▶ **Extracted material**:
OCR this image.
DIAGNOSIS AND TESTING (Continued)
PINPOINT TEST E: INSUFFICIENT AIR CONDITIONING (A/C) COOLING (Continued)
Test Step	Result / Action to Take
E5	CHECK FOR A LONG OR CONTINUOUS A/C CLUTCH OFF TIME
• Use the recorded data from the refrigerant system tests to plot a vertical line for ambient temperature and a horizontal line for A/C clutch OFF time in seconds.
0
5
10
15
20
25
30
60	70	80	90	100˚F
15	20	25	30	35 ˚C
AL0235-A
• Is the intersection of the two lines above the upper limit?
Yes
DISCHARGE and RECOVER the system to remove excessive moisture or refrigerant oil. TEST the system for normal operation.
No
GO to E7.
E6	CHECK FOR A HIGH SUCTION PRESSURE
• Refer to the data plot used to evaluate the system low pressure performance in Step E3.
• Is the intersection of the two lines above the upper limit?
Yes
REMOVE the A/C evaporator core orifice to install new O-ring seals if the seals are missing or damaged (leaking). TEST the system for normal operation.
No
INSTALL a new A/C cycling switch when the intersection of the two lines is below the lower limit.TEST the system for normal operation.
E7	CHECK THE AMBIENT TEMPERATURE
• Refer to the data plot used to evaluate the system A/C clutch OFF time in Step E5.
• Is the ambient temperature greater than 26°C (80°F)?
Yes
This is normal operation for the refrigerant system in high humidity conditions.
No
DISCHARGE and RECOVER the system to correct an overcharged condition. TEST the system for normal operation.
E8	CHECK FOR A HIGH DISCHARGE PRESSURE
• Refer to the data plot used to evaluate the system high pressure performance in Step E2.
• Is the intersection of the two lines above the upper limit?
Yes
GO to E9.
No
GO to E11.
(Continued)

▶ **Written instruction**:
Give back all the data exactly as written.

▶ **Solution for this task**:
OCR this image.
DIAGNOSIS AND TESTING (Continued)
PINPOINT TEST E: INSUFFICIENT AIR CONDITIONING (A/C) COOLING (Continued)
Test Step	Result / Action to Take
E5	CHECK FOR A LONG OR CONTINUOUS A/C CLUTCH OFF TIME
• Use the recorded data from the refrigerant system tests to plot a vertical line for ambient temperature and a horizontal line for A/C clutch OFF time in seconds.
0
5
10
15
20
25
30
60	70	80	90	100˚F
15	20	25	30	35 ˚C
AL0235-A
• Is the intersection of the two lines above the upper limit?
Yes
DISCHARGE and RECOVER the system to remove excessive moisture or refrigerant oil. TEST the system for normal operation.
No
GO to E7.
E6	CHECK FOR A HIGH SUCTION PRESSURE
• Refer to the data plot used to evaluate the system low pressure performance in Step E3.
• Is the intersection of the two lines above the upper limit?
Yes
REMOVE the A/C evaporator core orifice to install new O-ring seals if the seals are missing or damaged (leaking). TEST the system for normal operation.
No
INSTALL a new A/C cycling switch when the intersection of the two lines is below the lower limit.TEST the system for normal operation.
E7	CHECK THE AMBIENT TEMPERATURE
• Refer to the data plot used to evaluate the system A/C clutch OFF time in Step E5.
• Is the ambient temperature greater than 26°C (80°F)?
Yes
This is normal operation for the refrigerant system in high humidity conditions.
No
DISCHARGE and RECOVER the system to correct an overcharged condition. TEST the system for normal operation.
E8	CHECK FOR A HIGH DISCHARGE PRESSURE
• Refer to the data plot used to evaluate the system high pressure performance in Step E2.
• Is the intersection of the two lines above the upper limit?
Yes
GO to E9.
No
GO to E11.
(Continued)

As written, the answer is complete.